··· Records for this task

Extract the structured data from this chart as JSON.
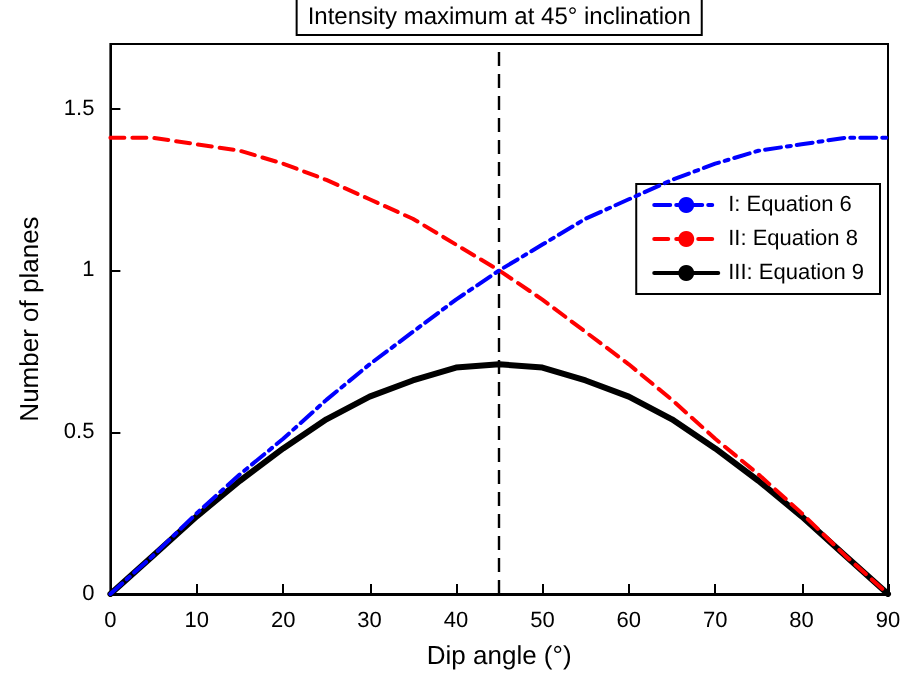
{
  "chart_data": {
    "type": "line",
    "xlabel": "Dip angle (°)",
    "ylabel": "Number of planes",
    "x": [
      0,
      5,
      10,
      15,
      20,
      25,
      30,
      35,
      40,
      45,
      50,
      55,
      60,
      65,
      70,
      75,
      80,
      85,
      90
    ],
    "series": [
      {
        "name": "I: Equation 6",
        "color": "#0000ff",
        "line_style": "dashdot",
        "values": [
          0,
          0.12,
          0.25,
          0.37,
          0.48,
          0.6,
          0.71,
          0.81,
          0.91,
          1.0,
          1.08,
          1.16,
          1.22,
          1.28,
          1.33,
          1.37,
          1.39,
          1.41,
          1.41
        ]
      },
      {
        "name": "II: Equation 8",
        "color": "#ff0000",
        "line_style": "dashed",
        "values": [
          1.41,
          1.41,
          1.39,
          1.37,
          1.33,
          1.28,
          1.22,
          1.16,
          1.08,
          1.0,
          0.91,
          0.81,
          0.71,
          0.6,
          0.48,
          0.37,
          0.25,
          0.12,
          0
        ]
      },
      {
        "name": "III: Equation 9",
        "color": "#000000",
        "line_style": "solid",
        "values": [
          0,
          0.12,
          0.24,
          0.35,
          0.45,
          0.54,
          0.61,
          0.66,
          0.7,
          0.71,
          0.7,
          0.66,
          0.61,
          0.54,
          0.45,
          0.35,
          0.24,
          0.12,
          0
        ]
      }
    ],
    "xlim": [
      0,
      90
    ],
    "xticks": [
      0,
      10,
      20,
      30,
      40,
      50,
      60,
      70,
      80,
      90
    ],
    "ylim": [
      0,
      1.7
    ],
    "yticks": [
      0,
      0.5,
      1,
      1.5
    ],
    "ref_lines": [
      {
        "axis": "x",
        "value": 45,
        "label": "Intensity maximum at 45° inclination",
        "color": "#000000",
        "line_style": "dashed"
      }
    ],
    "grid": false,
    "legend": "right",
    "marker": "none"
  }
}
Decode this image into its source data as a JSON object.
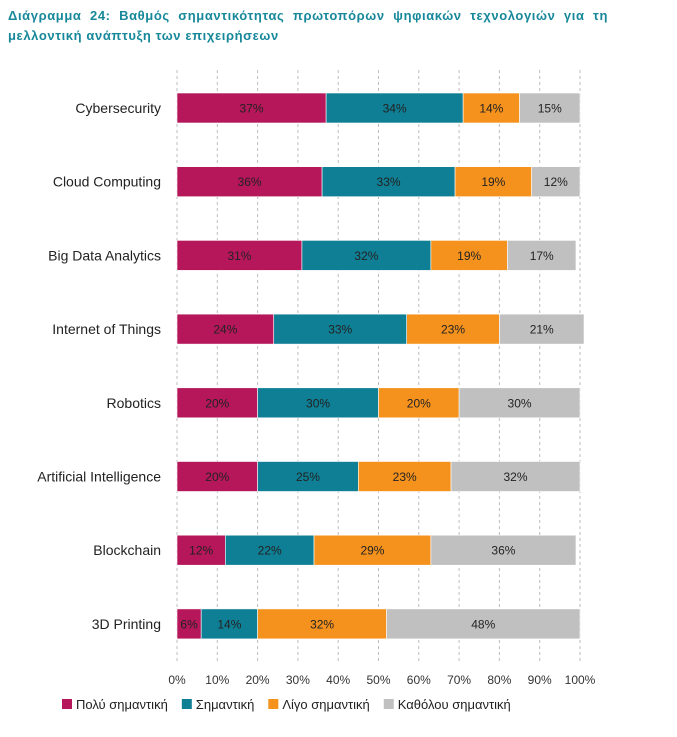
{
  "title_lines": [
    "Διάγραμμα 24: Βαθμός σημαντικότητας πρωτοπόρων ψηφιακών τεχνολογιών για τη",
    "μελλοντική ανάπτυξη των επιχειρήσεων"
  ],
  "chart_data": {
    "type": "bar",
    "orientation": "horizontal",
    "stacked": "100%",
    "categories": [
      "Cybersecurity",
      "Cloud Computing",
      "Big Data Analytics",
      "Internet of Things",
      "Robotics",
      "Artificial Intelligence",
      "Blockchain",
      "3D Printing"
    ],
    "series": [
      {
        "name": "Πολύ σημαντική",
        "color": "#b5175a",
        "values": [
          37,
          36,
          31,
          24,
          20,
          20,
          12,
          6
        ]
      },
      {
        "name": "Σημαντική",
        "color": "#0f7f95",
        "values": [
          34,
          33,
          32,
          33,
          30,
          25,
          22,
          14
        ]
      },
      {
        "name": "Λίγο σημαντική",
        "color": "#f5921e",
        "values": [
          14,
          19,
          19,
          23,
          20,
          23,
          29,
          32
        ]
      },
      {
        "name": "Καθόλου σημαντική",
        "color": "#c0c0c0",
        "values": [
          15,
          12,
          17,
          21,
          30,
          32,
          36,
          48
        ]
      }
    ],
    "value_labels": [
      [
        "37%",
        "34%",
        "14%",
        "15%"
      ],
      [
        "36%",
        "33%",
        "19%",
        "12%"
      ],
      [
        "31%",
        "32%",
        "19%",
        "17%"
      ],
      [
        "24%",
        "33%",
        "23%",
        "21%"
      ],
      [
        "20%",
        "30%",
        "20%",
        "30%"
      ],
      [
        "20%",
        "25%",
        "23%",
        "32%"
      ],
      [
        "12%",
        "22%",
        "29%",
        "36%"
      ],
      [
        "6%",
        "14%",
        "32%",
        "48%"
      ]
    ],
    "x_ticks": [
      "0%",
      "10%",
      "20%",
      "30%",
      "40%",
      "50%",
      "60%",
      "70%",
      "80%",
      "90%",
      "100%"
    ],
    "xlim": [
      0,
      100
    ],
    "grid": "vertical dashed",
    "legend_position": "bottom"
  }
}
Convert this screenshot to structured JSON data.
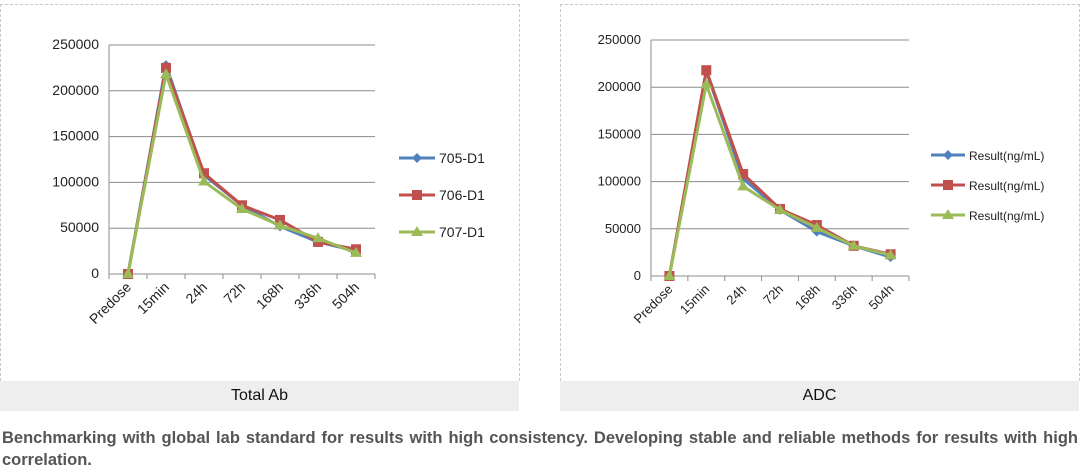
{
  "chart_data": [
    {
      "type": "line",
      "title": "Total Ab",
      "categories": [
        "Predose",
        "15min",
        "24h",
        "72h",
        "168h",
        "336h",
        "504h"
      ],
      "ylim": [
        0,
        250000
      ],
      "yticks": [
        "250000",
        "200000",
        "150000",
        "100000",
        "50000",
        "0"
      ],
      "legend_position": "right",
      "series": [
        {
          "name": "705-D1",
          "color": "#4f81bd",
          "marker": "diamond",
          "values": [
            0,
            228000,
            108000,
            75000,
            52000,
            35000,
            25000
          ]
        },
        {
          "name": "706-D1",
          "color": "#c0504d",
          "marker": "square",
          "values": [
            0,
            225000,
            110000,
            75000,
            59000,
            35000,
            27000
          ]
        },
        {
          "name": "707-D1",
          "color": "#9bbb59",
          "marker": "triangle",
          "values": [
            0,
            218000,
            101000,
            71000,
            53000,
            39000,
            23000
          ]
        }
      ]
    },
    {
      "type": "line",
      "title": "ADC",
      "categories": [
        "Predose",
        "15min",
        "24h",
        "72h",
        "168h",
        "336h",
        "504h"
      ],
      "ylim": [
        0,
        250000
      ],
      "yticks": [
        "250000",
        "200000",
        "150000",
        "100000",
        "50000",
        "0"
      ],
      "legend_position": "right",
      "series": [
        {
          "name": "Result(ng/mL)",
          "color": "#4f81bd",
          "marker": "diamond",
          "values": [
            0,
            217000,
            103000,
            70000,
            47000,
            32000,
            20000
          ]
        },
        {
          "name": "Result(ng/mL)",
          "color": "#c0504d",
          "marker": "square",
          "values": [
            0,
            218000,
            108000,
            71000,
            54000,
            32000,
            23000
          ]
        },
        {
          "name": "Result(ng/mL)",
          "color": "#9bbb59",
          "marker": "triangle",
          "values": [
            0,
            203000,
            95000,
            70000,
            51000,
            32000,
            22000
          ]
        }
      ]
    }
  ],
  "captions": {
    "left": "Total Ab",
    "right": "ADC"
  },
  "description": "Benchmarking with global lab standard for results with high consistency. Developing stable and reliable methods for results with high correlation."
}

······

What to do: Each record above is to be restated exactly, with its pictures removed from the copy.

Response:
Extract the structured data from this chart as JSON.
{
  "chart_data": {
    "type": "line",
    "xlabel": "Dip angle (°)",
    "ylabel": "Number of planes",
    "x": [
      0,
      5,
      10,
      15,
      20,
      25,
      30,
      35,
      40,
      45,
      50,
      55,
      60,
      65,
      70,
      75,
      80,
      85,
      90
    ],
    "series": [
      {
        "name": "I: Equation 6",
        "color": "#0000ff",
        "line_style": "dashdot",
        "values": [
          0,
          0.12,
          0.25,
          0.37,
          0.48,
          0.6,
          0.71,
          0.81,
          0.91,
          1.0,
          1.08,
          1.16,
          1.22,
          1.28,
          1.33,
          1.37,
          1.39,
          1.41,
          1.41
        ]
      },
      {
        "name": "II: Equation 8",
        "color": "#ff0000",
        "line_style": "dashed",
        "values": [
          1.41,
          1.41,
          1.39,
          1.37,
          1.33,
          1.28,
          1.22,
          1.16,
          1.08,
          1.0,
          0.91,
          0.81,
          0.71,
          0.6,
          0.48,
          0.37,
          0.25,
          0.12,
          0
        ]
      },
      {
        "name": "III: Equation 9",
        "color": "#000000",
        "line_style": "solid",
        "values": [
          0,
          0.12,
          0.24,
          0.35,
          0.45,
          0.54,
          0.61,
          0.66,
          0.7,
          0.71,
          0.7,
          0.66,
          0.61,
          0.54,
          0.45,
          0.35,
          0.24,
          0.12,
          0
        ]
      }
    ],
    "xlim": [
      0,
      90
    ],
    "xticks": [
      0,
      10,
      20,
      30,
      40,
      50,
      60,
      70,
      80,
      90
    ],
    "ylim": [
      0,
      1.7
    ],
    "yticks": [
      0,
      0.5,
      1,
      1.5
    ],
    "ref_lines": [
      {
        "axis": "x",
        "value": 45,
        "label": "Intensity maximum at 45° inclination",
        "color": "#000000",
        "line_style": "dashed"
      }
    ],
    "grid": false,
    "legend": "right",
    "marker": "none"
  }
}
Decode this image into its source data as a JSON object.
{
  "title_lines": [
    "Διάγραμμα 24: Βαθμός σημαντικότητας πρωτοπόρων ψηφιακών τεχνολογιών για τη",
    "μελλοντική ανάπτυξη των επιχειρήσεων"
  ],
  "chart_data": {
    "type": "bar",
    "orientation": "horizontal",
    "stacked": "100%",
    "categories": [
      "Cybersecurity",
      "Cloud Computing",
      "Big Data Analytics",
      "Internet of Things",
      "Robotics",
      "Artificial Intelligence",
      "Blockchain",
      "3D Printing"
    ],
    "series": [
      {
        "name": "Πολύ σημαντική",
        "color": "#b5175a",
        "values": [
          37,
          36,
          31,
          24,
          20,
          20,
          12,
          6
        ]
      },
      {
        "name": "Σημαντική",
        "color": "#0f7f95",
        "values": [
          34,
          33,
          32,
          33,
          30,
          25,
          22,
          14
        ]
      },
      {
        "name": "Λίγο σημαντική",
        "color": "#f5921e",
        "values": [
          14,
          19,
          19,
          23,
          20,
          23,
          29,
          32
        ]
      },
      {
        "name": "Καθόλου σημαντική",
        "color": "#c0c0c0",
        "values": [
          15,
          12,
          17,
          21,
          30,
          32,
          36,
          48
        ]
      }
    ],
    "value_labels": [
      [
        "37%",
        "34%",
        "14%",
        "15%"
      ],
      [
        "36%",
        "33%",
        "19%",
        "12%"
      ],
      [
        "31%",
        "32%",
        "19%",
        "17%"
      ],
      [
        "24%",
        "33%",
        "23%",
        "21%"
      ],
      [
        "20%",
        "30%",
        "20%",
        "30%"
      ],
      [
        "20%",
        "25%",
        "23%",
        "32%"
      ],
      [
        "12%",
        "22%",
        "29%",
        "36%"
      ],
      [
        "6%",
        "14%",
        "32%",
        "48%"
      ]
    ],
    "x_ticks": [
      "0%",
      "10%",
      "20%",
      "30%",
      "40%",
      "50%",
      "60%",
      "70%",
      "80%",
      "90%",
      "100%"
    ],
    "xlim": [
      0,
      100
    ],
    "grid": "vertical dashed",
    "legend_position": "bottom"
  }
}
Convert this screenshot to structured JSON data.
{
  "chart_data": [
    {
      "type": "line",
      "title": "Total Ab",
      "categories": [
        "Predose",
        "15min",
        "24h",
        "72h",
        "168h",
        "336h",
        "504h"
      ],
      "ylim": [
        0,
        250000
      ],
      "yticks": [
        "250000",
        "200000",
        "150000",
        "100000",
        "50000",
        "0"
      ],
      "legend_position": "right",
      "series": [
        {
          "name": "705-D1",
          "color": "#4f81bd",
          "marker": "diamond",
          "values": [
            0,
            228000,
            108000,
            75000,
            52000,
            35000,
            25000
          ]
        },
        {
          "name": "706-D1",
          "color": "#c0504d",
          "marker": "square",
          "values": [
            0,
            225000,
            110000,
            75000,
            59000,
            35000,
            27000
          ]
        },
        {
          "name": "707-D1",
          "color": "#9bbb59",
          "marker": "triangle",
          "values": [
            0,
            218000,
            101000,
            71000,
            53000,
            39000,
            23000
          ]
        }
      ]
    },
    {
      "type": "line",
      "title": "ADC",
      "categories": [
        "Predose",
        "15min",
        "24h",
        "72h",
        "168h",
        "336h",
        "504h"
      ],
      "ylim": [
        0,
        250000
      ],
      "yticks": [
        "250000",
        "200000",
        "150000",
        "100000",
        "50000",
        "0"
      ],
      "legend_position": "right",
      "series": [
        {
          "name": "Result(ng/mL)",
          "color": "#4f81bd",
          "marker": "diamond",
          "values": [
            0,
            217000,
            103000,
            70000,
            47000,
            32000,
            20000
          ]
        },
        {
          "name": "Result(ng/mL)",
          "color": "#c0504d",
          "marker": "square",
          "values": [
            0,
            218000,
            108000,
            71000,
            54000,
            32000,
            23000
          ]
        },
        {
          "name": "Result(ng/mL)",
          "color": "#9bbb59",
          "marker": "triangle",
          "values": [
            0,
            203000,
            95000,
            70000,
            51000,
            32000,
            22000
          ]
        }
      ]
    }
  ],
  "captions": {
    "left": "Total Ab",
    "right": "ADC"
  },
  "description": "Benchmarking with global lab standard for results with high consistency. Developing stable and reliable methods for results with high correlation."
}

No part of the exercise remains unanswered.